BEGIN Data for this exercise

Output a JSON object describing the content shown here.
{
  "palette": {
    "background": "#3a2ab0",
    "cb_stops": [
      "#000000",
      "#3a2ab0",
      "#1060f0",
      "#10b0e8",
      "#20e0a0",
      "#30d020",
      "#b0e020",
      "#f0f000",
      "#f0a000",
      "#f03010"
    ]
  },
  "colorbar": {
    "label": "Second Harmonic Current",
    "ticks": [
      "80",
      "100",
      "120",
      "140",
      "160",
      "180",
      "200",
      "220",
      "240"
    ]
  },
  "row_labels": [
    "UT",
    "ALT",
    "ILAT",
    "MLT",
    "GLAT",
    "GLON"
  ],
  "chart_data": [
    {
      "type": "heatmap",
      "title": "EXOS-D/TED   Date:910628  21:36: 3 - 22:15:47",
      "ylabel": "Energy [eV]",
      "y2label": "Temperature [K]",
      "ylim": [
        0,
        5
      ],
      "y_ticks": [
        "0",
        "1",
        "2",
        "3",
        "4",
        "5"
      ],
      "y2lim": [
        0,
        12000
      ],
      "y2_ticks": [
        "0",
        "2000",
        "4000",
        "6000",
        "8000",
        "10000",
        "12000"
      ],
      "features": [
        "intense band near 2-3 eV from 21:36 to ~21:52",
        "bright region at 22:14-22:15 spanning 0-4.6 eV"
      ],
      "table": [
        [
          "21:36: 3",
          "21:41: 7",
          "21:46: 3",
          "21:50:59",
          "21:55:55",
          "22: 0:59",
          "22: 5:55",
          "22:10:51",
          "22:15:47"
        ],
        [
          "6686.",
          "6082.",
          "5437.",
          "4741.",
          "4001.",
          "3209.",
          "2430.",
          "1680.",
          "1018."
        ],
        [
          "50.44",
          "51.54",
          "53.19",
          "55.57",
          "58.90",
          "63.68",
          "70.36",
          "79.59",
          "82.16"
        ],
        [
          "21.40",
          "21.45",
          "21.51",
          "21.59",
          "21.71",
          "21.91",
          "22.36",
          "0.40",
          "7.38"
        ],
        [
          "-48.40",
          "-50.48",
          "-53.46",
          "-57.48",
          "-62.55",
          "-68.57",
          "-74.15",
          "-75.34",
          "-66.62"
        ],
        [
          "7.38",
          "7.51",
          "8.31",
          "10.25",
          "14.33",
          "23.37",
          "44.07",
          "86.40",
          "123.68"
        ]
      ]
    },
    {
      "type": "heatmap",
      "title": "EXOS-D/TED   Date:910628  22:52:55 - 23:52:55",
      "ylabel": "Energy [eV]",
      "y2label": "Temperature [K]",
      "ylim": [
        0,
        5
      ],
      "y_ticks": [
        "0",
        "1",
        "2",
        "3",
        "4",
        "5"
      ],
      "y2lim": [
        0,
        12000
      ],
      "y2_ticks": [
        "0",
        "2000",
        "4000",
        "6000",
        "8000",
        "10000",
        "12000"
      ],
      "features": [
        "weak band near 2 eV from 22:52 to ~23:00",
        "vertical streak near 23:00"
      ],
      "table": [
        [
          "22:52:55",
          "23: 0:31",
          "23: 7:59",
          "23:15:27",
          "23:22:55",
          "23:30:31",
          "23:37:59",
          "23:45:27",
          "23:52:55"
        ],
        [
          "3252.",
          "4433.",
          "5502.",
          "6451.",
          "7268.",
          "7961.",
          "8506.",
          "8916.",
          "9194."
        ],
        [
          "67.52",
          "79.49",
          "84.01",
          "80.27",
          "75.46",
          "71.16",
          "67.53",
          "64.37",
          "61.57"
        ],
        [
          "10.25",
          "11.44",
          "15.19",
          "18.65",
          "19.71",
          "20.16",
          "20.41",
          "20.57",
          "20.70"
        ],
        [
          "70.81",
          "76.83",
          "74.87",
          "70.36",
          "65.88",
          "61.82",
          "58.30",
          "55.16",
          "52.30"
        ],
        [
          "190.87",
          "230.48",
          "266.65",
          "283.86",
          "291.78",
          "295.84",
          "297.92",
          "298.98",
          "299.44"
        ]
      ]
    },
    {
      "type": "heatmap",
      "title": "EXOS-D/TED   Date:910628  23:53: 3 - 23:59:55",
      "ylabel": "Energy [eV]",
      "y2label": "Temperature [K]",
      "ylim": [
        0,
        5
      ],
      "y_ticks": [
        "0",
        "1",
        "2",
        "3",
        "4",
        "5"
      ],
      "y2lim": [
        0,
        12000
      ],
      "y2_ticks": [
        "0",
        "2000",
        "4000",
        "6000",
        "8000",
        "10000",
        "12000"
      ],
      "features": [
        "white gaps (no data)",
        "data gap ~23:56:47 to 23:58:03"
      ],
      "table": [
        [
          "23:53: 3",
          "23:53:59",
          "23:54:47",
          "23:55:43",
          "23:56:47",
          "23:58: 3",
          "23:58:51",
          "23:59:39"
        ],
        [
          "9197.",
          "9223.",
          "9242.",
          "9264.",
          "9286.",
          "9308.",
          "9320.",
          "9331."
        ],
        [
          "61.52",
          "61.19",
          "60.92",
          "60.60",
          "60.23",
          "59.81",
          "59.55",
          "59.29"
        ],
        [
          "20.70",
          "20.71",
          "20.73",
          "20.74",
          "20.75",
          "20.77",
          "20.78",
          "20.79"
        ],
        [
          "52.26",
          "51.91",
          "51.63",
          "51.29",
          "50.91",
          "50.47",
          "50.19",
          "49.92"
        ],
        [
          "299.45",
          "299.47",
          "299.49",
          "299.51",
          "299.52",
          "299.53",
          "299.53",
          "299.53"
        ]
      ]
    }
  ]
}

END Data for this exercise

» What is needed: Read the data above and pull out each line that holds the string "from".

» Exercise response:
        "intense band near 2-3 eV from 21:36 to ~21:52",
        "weak band near 2 eV from 22:52 to ~23:00",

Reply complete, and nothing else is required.